It is required that all of the data be written out exactly.

** START EXTRACTED INFORMATION **

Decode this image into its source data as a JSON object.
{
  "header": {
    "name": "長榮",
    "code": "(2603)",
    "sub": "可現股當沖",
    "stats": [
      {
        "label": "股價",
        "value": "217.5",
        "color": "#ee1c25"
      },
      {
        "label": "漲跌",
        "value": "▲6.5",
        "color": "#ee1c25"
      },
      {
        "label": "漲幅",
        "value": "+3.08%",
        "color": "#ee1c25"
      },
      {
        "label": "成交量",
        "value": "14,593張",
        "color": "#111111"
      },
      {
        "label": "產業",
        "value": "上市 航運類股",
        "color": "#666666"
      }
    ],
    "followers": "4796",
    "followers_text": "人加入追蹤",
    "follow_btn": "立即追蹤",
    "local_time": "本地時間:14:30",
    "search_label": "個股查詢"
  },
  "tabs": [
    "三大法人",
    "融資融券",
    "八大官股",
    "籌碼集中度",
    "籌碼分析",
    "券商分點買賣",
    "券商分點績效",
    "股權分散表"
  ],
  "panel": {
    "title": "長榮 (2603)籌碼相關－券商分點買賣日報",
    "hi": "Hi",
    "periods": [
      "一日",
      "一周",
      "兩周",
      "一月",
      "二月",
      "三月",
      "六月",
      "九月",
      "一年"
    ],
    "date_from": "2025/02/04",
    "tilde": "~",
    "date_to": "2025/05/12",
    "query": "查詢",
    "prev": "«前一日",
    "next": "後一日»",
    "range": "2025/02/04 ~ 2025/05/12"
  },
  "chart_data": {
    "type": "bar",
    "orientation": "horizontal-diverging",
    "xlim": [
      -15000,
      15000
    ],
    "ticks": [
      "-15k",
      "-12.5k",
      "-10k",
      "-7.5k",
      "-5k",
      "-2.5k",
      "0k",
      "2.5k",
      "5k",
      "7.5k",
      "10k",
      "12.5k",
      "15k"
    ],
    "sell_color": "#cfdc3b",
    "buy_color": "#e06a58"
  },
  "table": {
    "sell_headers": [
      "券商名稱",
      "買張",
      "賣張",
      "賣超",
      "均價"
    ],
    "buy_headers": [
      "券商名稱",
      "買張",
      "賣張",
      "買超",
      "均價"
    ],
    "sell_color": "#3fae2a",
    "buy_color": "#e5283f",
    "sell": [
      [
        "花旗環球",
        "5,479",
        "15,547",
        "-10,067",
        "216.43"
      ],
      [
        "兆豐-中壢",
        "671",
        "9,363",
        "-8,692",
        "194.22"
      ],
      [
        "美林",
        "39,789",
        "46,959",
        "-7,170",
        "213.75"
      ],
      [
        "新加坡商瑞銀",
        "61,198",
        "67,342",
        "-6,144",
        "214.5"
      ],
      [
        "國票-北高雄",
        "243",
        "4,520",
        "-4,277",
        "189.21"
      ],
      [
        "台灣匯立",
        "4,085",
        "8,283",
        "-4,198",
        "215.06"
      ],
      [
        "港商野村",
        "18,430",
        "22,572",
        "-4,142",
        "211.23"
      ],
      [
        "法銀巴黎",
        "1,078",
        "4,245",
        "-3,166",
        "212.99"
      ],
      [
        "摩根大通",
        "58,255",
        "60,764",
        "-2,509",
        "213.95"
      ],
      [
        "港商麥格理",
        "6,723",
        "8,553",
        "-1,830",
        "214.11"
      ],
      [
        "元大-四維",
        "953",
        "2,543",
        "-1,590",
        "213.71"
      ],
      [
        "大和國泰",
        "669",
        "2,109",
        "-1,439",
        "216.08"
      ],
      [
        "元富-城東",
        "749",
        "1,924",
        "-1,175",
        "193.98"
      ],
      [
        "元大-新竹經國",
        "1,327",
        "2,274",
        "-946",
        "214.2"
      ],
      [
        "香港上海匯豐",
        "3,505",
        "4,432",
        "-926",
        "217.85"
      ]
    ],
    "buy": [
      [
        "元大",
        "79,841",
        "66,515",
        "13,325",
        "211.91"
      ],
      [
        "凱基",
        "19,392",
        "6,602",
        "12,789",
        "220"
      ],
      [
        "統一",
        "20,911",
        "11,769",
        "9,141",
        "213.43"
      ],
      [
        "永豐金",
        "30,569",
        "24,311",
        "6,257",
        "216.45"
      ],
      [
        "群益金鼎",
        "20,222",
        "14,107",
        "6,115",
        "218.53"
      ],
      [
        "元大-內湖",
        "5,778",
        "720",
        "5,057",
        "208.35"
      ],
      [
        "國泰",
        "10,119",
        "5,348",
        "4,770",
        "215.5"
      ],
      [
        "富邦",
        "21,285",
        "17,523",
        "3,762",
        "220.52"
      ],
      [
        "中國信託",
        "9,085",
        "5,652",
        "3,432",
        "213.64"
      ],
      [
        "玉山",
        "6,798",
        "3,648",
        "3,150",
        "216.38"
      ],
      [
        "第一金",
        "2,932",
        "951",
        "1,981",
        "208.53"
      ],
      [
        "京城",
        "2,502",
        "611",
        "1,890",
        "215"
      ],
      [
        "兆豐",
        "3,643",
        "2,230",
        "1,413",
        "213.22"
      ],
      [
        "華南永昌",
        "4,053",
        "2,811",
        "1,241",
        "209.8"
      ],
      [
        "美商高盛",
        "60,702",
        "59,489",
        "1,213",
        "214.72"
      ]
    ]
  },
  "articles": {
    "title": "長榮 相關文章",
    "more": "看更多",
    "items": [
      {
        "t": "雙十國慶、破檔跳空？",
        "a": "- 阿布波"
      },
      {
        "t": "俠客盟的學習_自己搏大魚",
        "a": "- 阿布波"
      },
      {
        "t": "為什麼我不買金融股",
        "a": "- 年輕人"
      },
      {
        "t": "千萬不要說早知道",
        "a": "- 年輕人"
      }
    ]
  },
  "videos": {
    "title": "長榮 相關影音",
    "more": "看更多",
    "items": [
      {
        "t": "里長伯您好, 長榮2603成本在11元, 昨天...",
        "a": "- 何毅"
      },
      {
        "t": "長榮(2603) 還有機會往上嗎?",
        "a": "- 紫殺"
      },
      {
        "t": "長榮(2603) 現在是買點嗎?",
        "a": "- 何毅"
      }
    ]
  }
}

** END EXTRACTED INFORMATION **

- PROBLEM SOLUTION -
Decode this image into its source data as a JSON object.
{
  "header": {
    "name": "長榮",
    "code": "(2603)",
    "sub": "可現股當沖",
    "stats": [
      {
        "label": "股價",
        "value": "217.5",
        "color": "#ee1c25"
      },
      {
        "label": "漲跌",
        "value": "▲6.5",
        "color": "#ee1c25"
      },
      {
        "label": "漲幅",
        "value": "+3.08%",
        "color": "#ee1c25"
      },
      {
        "label": "成交量",
        "value": "14,593張",
        "color": "#111111"
      },
      {
        "label": "產業",
        "value": "上市 航運類股",
        "color": "#666666"
      }
    ],
    "followers": "4796",
    "followers_text": "人加入追蹤",
    "follow_btn": "立即追蹤",
    "local_time": "本地時間:14:30",
    "search_label": "個股查詢"
  },
  "tabs": [
    "三大法人",
    "融資融券",
    "八大官股",
    "籌碼集中度",
    "籌碼分析",
    "券商分點買賣",
    "券商分點績效",
    "股權分散表"
  ],
  "panel": {
    "title": "長榮 (2603)籌碼相關－券商分點買賣日報",
    "hi": "Hi",
    "periods": [
      "一日",
      "一周",
      "兩周",
      "一月",
      "二月",
      "三月",
      "六月",
      "九月",
      "一年"
    ],
    "date_from": "2025/02/04",
    "tilde": "~",
    "date_to": "2025/05/12",
    "query": "查詢",
    "prev": "«前一日",
    "next": "後一日»",
    "range": "2025/02/04 ~ 2025/05/12"
  },
  "chart_data": {
    "type": "bar",
    "orientation": "horizontal-diverging",
    "xlim": [
      -15000,
      15000
    ],
    "ticks": [
      "-15k",
      "-12.5k",
      "-10k",
      "-7.5k",
      "-5k",
      "-2.5k",
      "0k",
      "2.5k",
      "5k",
      "7.5k",
      "10k",
      "12.5k",
      "15k"
    ],
    "sell_color": "#cfdc3b",
    "buy_color": "#e06a58"
  },
  "table": {
    "sell_headers": [
      "券商名稱",
      "買張",
      "賣張",
      "賣超",
      "均價"
    ],
    "buy_headers": [
      "券商名稱",
      "買張",
      "賣張",
      "買超",
      "均價"
    ],
    "sell_color": "#3fae2a",
    "buy_color": "#e5283f",
    "sell": [
      [
        "花旗環球",
        "5,479",
        "15,547",
        "-10,067",
        "216.43"
      ],
      [
        "兆豐-中壢",
        "671",
        "9,363",
        "-8,692",
        "194.22"
      ],
      [
        "美林",
        "39,789",
        "46,959",
        "-7,170",
        "213.75"
      ],
      [
        "新加坡商瑞銀",
        "61,198",
        "67,342",
        "-6,144",
        "214.5"
      ],
      [
        "國票-北高雄",
        "243",
        "4,520",
        "-4,277",
        "189.21"
      ],
      [
        "台灣匯立",
        "4,085",
        "8,283",
        "-4,198",
        "215.06"
      ],
      [
        "港商野村",
        "18,430",
        "22,572",
        "-4,142",
        "211.23"
      ],
      [
        "法銀巴黎",
        "1,078",
        "4,245",
        "-3,166",
        "212.99"
      ],
      [
        "摩根大通",
        "58,255",
        "60,764",
        "-2,509",
        "213.95"
      ],
      [
        "港商麥格理",
        "6,723",
        "8,553",
        "-1,830",
        "214.11"
      ],
      [
        "元大-四維",
        "953",
        "2,543",
        "-1,590",
        "213.71"
      ],
      [
        "大和國泰",
        "669",
        "2,109",
        "-1,439",
        "216.08"
      ],
      [
        "元富-城東",
        "749",
        "1,924",
        "-1,175",
        "193.98"
      ],
      [
        "元大-新竹經國",
        "1,327",
        "2,274",
        "-946",
        "214.2"
      ],
      [
        "香港上海匯豐",
        "3,505",
        "4,432",
        "-926",
        "217.85"
      ]
    ],
    "buy": [
      [
        "元大",
        "79,841",
        "66,515",
        "13,325",
        "211.91"
      ],
      [
        "凱基",
        "19,392",
        "6,602",
        "12,789",
        "220"
      ],
      [
        "統一",
        "20,911",
        "11,769",
        "9,141",
        "213.43"
      ],
      [
        "永豐金",
        "30,569",
        "24,311",
        "6,257",
        "216.45"
      ],
      [
        "群益金鼎",
        "20,222",
        "14,107",
        "6,115",
        "218.53"
      ],
      [
        "元大-內湖",
        "5,778",
        "720",
        "5,057",
        "208.35"
      ],
      [
        "國泰",
        "10,119",
        "5,348",
        "4,770",
        "215.5"
      ],
      [
        "富邦",
        "21,285",
        "17,523",
        "3,762",
        "220.52"
      ],
      [
        "中國信託",
        "9,085",
        "5,652",
        "3,432",
        "213.64"
      ],
      [
        "玉山",
        "6,798",
        "3,648",
        "3,150",
        "216.38"
      ],
      [
        "第一金",
        "2,932",
        "951",
        "1,981",
        "208.53"
      ],
      [
        "京城",
        "2,502",
        "611",
        "1,890",
        "215"
      ],
      [
        "兆豐",
        "3,643",
        "2,230",
        "1,413",
        "213.22"
      ],
      [
        "華南永昌",
        "4,053",
        "2,811",
        "1,241",
        "209.8"
      ],
      [
        "美商高盛",
        "60,702",
        "59,489",
        "1,213",
        "214.72"
      ]
    ]
  },
  "articles": {
    "title": "長榮 相關文章",
    "more": "看更多",
    "items": [
      {
        "t": "雙十國慶、破檔跳空？",
        "a": "- 阿布波"
      },
      {
        "t": "俠客盟的學習_自己搏大魚",
        "a": "- 阿布波"
      },
      {
        "t": "為什麼我不買金融股",
        "a": "- 年輕人"
      },
      {
        "t": "千萬不要說早知道",
        "a": "- 年輕人"
      }
    ]
  },
  "videos": {
    "title": "長榮 相關影音",
    "more": "看更多",
    "items": [
      {
        "t": "里長伯您好, 長榮2603成本在11元, 昨天...",
        "a": "- 何毅"
      },
      {
        "t": "長榮(2603) 還有機會往上嗎?",
        "a": "- 紫殺"
      },
      {
        "t": "長榮(2603) 現在是買點嗎?",
        "a": "- 何毅"
      }
    ]
  }
}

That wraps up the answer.